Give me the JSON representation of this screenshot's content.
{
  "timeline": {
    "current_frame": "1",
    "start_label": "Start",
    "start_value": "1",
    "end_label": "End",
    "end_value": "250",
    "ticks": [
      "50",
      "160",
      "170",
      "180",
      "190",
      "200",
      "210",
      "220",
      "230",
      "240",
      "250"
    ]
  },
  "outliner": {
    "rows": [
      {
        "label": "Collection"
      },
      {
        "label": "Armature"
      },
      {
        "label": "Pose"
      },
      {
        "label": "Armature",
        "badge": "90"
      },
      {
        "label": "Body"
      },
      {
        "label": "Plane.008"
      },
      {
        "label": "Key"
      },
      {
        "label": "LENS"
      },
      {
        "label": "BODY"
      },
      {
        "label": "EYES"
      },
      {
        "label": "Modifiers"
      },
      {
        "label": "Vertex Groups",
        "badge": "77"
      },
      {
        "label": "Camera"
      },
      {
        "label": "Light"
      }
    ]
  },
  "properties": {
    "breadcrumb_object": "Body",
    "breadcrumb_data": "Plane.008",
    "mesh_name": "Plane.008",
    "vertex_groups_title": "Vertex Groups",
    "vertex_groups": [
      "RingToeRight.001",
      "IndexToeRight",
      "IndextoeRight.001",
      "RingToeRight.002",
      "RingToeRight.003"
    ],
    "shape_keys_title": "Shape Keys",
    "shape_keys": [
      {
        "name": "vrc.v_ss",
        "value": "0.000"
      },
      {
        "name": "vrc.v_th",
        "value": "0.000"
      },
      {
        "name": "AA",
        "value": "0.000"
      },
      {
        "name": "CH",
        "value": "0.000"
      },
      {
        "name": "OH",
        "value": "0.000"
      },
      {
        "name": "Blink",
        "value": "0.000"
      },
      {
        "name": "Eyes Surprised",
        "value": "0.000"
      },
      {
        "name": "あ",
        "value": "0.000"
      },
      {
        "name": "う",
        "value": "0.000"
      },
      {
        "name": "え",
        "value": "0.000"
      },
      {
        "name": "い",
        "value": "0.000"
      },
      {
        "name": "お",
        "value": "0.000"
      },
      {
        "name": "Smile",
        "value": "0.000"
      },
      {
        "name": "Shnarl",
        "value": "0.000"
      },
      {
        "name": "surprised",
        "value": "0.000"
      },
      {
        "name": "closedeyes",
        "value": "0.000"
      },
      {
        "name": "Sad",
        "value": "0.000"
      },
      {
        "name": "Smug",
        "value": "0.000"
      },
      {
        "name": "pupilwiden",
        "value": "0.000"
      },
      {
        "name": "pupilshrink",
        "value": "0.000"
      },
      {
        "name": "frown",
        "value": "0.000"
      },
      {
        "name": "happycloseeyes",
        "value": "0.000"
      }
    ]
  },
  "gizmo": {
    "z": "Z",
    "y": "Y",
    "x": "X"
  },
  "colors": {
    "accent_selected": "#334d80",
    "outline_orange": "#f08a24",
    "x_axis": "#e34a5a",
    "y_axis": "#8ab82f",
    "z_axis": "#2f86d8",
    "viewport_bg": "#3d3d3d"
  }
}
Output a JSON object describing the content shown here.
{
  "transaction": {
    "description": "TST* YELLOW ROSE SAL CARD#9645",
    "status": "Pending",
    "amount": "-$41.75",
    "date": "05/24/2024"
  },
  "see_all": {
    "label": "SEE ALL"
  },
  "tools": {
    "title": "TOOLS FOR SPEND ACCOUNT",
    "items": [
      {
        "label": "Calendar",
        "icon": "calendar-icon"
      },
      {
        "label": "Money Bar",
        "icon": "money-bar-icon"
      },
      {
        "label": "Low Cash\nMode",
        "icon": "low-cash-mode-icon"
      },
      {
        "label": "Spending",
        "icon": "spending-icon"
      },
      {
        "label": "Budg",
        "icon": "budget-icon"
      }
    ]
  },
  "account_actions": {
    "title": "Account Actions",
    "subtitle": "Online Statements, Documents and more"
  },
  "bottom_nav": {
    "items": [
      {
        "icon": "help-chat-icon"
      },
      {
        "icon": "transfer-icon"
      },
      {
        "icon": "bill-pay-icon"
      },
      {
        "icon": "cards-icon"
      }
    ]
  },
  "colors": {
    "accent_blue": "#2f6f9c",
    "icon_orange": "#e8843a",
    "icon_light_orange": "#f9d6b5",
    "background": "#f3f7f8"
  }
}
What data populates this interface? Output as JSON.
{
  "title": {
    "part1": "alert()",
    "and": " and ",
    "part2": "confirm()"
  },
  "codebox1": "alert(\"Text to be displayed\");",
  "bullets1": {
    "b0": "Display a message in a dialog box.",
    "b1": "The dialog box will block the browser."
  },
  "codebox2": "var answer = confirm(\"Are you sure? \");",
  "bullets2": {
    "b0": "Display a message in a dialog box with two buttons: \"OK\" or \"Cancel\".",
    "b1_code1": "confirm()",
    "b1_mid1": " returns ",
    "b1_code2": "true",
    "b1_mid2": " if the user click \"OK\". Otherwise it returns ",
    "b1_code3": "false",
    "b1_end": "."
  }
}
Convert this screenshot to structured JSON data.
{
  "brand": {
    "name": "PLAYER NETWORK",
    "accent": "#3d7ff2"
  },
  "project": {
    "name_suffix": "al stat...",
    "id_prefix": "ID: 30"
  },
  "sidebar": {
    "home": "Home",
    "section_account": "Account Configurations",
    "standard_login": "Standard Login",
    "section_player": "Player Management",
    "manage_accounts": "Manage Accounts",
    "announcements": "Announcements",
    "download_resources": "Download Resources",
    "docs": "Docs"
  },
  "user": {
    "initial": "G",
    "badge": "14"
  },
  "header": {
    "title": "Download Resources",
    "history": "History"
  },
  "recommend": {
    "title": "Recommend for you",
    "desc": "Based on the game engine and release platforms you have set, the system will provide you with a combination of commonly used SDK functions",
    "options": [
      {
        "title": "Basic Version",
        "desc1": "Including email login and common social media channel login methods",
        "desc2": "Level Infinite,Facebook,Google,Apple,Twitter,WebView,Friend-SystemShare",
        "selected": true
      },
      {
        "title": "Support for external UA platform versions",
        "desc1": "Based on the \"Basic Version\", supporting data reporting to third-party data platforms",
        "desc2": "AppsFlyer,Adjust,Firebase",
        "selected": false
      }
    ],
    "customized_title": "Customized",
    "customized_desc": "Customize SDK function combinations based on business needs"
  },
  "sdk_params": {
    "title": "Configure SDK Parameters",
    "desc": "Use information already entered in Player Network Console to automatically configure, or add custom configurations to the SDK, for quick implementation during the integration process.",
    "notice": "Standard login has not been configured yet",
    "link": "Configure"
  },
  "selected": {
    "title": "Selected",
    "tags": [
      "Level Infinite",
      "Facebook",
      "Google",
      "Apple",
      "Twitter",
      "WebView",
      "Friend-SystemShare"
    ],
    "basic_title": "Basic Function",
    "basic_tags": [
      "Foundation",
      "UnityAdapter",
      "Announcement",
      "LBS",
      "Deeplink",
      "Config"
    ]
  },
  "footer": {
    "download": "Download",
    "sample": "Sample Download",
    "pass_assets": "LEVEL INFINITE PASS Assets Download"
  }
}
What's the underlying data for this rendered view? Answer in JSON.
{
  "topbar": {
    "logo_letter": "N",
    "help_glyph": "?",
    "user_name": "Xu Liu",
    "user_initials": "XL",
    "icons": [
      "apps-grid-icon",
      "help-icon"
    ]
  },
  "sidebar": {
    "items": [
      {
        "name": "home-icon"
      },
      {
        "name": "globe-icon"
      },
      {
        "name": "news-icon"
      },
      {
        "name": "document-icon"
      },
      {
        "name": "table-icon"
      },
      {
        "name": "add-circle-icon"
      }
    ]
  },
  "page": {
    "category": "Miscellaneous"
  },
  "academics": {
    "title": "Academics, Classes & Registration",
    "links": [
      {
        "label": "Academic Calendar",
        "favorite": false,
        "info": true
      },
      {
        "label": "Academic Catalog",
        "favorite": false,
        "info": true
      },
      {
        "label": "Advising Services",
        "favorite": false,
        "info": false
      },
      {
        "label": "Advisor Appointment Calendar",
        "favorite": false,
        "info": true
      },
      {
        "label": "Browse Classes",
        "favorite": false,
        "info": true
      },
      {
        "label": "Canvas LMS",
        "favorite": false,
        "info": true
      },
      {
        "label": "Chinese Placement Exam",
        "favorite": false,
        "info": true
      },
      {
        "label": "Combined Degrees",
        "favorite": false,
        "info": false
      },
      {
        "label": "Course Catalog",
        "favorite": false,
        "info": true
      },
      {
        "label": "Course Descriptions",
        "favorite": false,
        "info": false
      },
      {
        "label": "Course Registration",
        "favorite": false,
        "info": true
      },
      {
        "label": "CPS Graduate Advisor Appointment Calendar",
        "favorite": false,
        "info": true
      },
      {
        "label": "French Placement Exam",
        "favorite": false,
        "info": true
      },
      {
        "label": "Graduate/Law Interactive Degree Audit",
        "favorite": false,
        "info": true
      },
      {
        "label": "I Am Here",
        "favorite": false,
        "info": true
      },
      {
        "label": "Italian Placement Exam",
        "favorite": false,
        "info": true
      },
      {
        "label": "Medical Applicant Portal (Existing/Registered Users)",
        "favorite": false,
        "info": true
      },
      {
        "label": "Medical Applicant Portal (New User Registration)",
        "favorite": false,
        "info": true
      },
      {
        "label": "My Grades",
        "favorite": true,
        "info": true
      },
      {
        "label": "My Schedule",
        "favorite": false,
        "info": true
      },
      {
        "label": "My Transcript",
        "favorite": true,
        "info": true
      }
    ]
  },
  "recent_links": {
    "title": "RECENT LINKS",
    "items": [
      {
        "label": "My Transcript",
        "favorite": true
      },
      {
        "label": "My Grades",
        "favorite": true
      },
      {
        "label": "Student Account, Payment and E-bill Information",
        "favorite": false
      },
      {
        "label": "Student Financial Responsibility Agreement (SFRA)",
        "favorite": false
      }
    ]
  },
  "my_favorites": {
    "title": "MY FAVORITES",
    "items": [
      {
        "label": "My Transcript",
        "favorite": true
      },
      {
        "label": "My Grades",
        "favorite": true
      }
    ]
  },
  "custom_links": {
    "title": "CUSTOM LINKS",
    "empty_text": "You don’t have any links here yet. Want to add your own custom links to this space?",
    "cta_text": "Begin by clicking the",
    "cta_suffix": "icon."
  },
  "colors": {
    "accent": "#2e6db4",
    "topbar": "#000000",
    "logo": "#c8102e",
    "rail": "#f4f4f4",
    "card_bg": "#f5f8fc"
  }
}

————————

▸ Exercise prompt: From the listing above, copy out each line where the word "Graduate" appears.

▸ The result:
        "label": "CPS Graduate Advisor Appointment Calendar",
        "label": "Graduate/Law Interactive Degree Audit",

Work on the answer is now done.